■ EXERCISE AIM
How many lines hold the string "องราวสำค"? Reply with the number alone.
_ _ _ _ _ _ _
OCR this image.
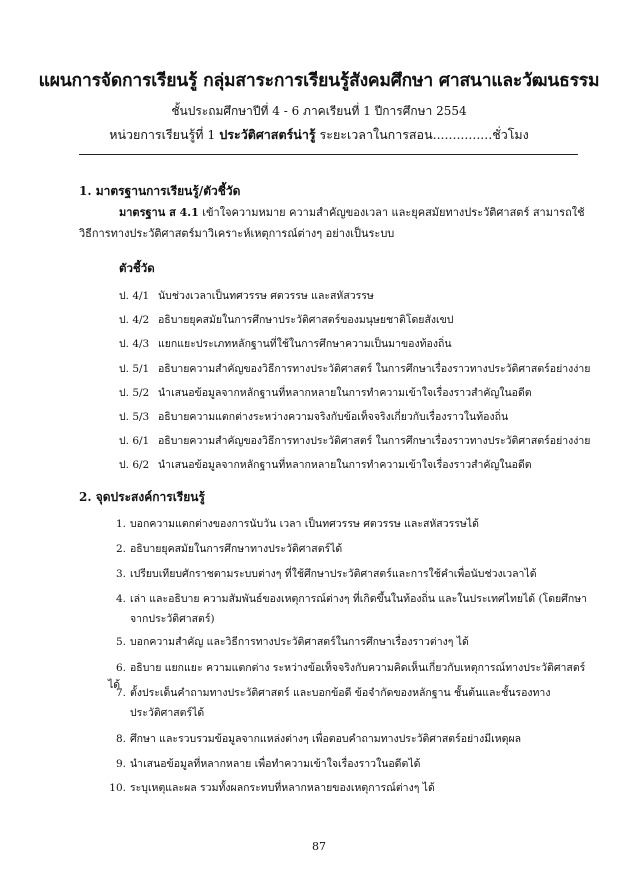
แผนการจัดการเรียนรู้ กลุ่มสาระการเรียนรู้สังคมศึกษา ศาสนาและวัฒนธรรม
ชั้นประถมศึกษาปีที่ 4 - 6 ภาคเรียนที่ 1 ปีการศึกษา 2554
หน่วยการเรียนรู้ที่ 1 ประวัติศาสตร์น่ารู้ ระยะเวลาในการสอน...............ชั่วโมง
1. มาตรฐานการเรียนรู้/ตัวชี้วัด
มาตรฐาน ส 4.1 เข้าใจความหมาย ความสำคัญของเวลา และยุคสมัยทางประวัติศาสตร์ สามารถใช้วิธีการทางประวัติศาสตร์มาวิเคราะห์เหตุการณ์ต่างๆ อย่างเป็นระบบ
ตัวชี้วัด
ป. 4/1 นับช่วงเวลาเป็นทศวรรษ ศตวรรษ และสหัสวรรษ
ป. 4/2 อธิบายยุคสมัยในการศึกษาประวัติศาสตร์ของมนุษยชาติโดยสังเขป
ป. 4/3 แยกแยะประเภทหลักฐานที่ใช้ในการศึกษาความเป็นมาของท้องถิ่น
ป. 5/1 อธิบายความสำคัญของวิธีการทางประวัติศาสตร์ ในการศึกษาเรื่องราวทางประวัติศาสตร์อย่างง่าย
ป. 5/2 นำเสนอข้อมูลจากหลักฐานที่หลากหลายในการทำความเข้าใจเรื่องราวสำคัญในอดีต
ป. 5/3 อธิบายความแตกต่างระหว่างความจริงกับข้อเท็จจริงเกี่ยวกับเรื่องราวในท้องถิ่น
ป. 6/1 อธิบายความสำคัญของวิธีการทางประวัติศาสตร์ ในการศึกษาเรื่องราวทางประวัติศาสตร์อย่างง่าย
ป. 6/2 นำเสนอข้อมูลจากหลักฐานที่หลากหลายในการทำความเข้าใจเรื่องราวสำคัญในอดีต
2. จุดประสงค์การเรียนรู้
1. บอกความแตกต่างของการนับวัน เวลา เป็นทศวรรษ ศตวรรษ และสหัสวรรษได้
2. อธิบายยุคสมัยในการศึกษาทางประวัติศาสตร์ได้
3. เปรียบเทียบศักราชตามระบบต่างๆ ที่ใช้ศึกษาประวัติศาสตร์และการใช้คำเพื่อนับช่วงเวลาได้
4. เล่า และอธิบาย ความสัมพันธ์ของเหตุการณ์ต่างๆ ที่เกิดขึ้นในท้องถิ่น และในประเทศไทยได้ (โดยศึกษา
จากประวัติศาสตร์)
5. บอกความสำคัญ และวิธีการทางประวัติศาสตร์ในการศึกษาเรื่องราวต่างๆ ได้
6. อธิบาย แยกแยะ ความแตกต่าง ระหว่างข้อเท็จจริงกับความคิดเห็นเกี่ยวกับเหตุการณ์ทางประวัติศาสตร์ได้
7. ตั้งประเด็นคำถามทางประวัติศาสตร์ และบอกข้อดี ข้อจำกัดของหลักฐาน ชั้นต้นและชั้นรองทาง
ประวัติศาสตร์ได้
8. ศึกษา และรวบรวมข้อมูลจากแหล่งต่างๆ เพื่อตอบคำถามทางประวัติศาสตร์อย่างมีเหตุผล
9. นำเสนอข้อมูลที่หลากหลาย เพื่อทำความเข้าใจเรื่องราวในอดีตได้
10. ระบุเหตุและผล รวมทั้งผลกระทบที่หลากหลายของเหตุการณ์ต่างๆ ได้
87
_ _ _ _ _ _ _
■ EXERCISE ANSWER
2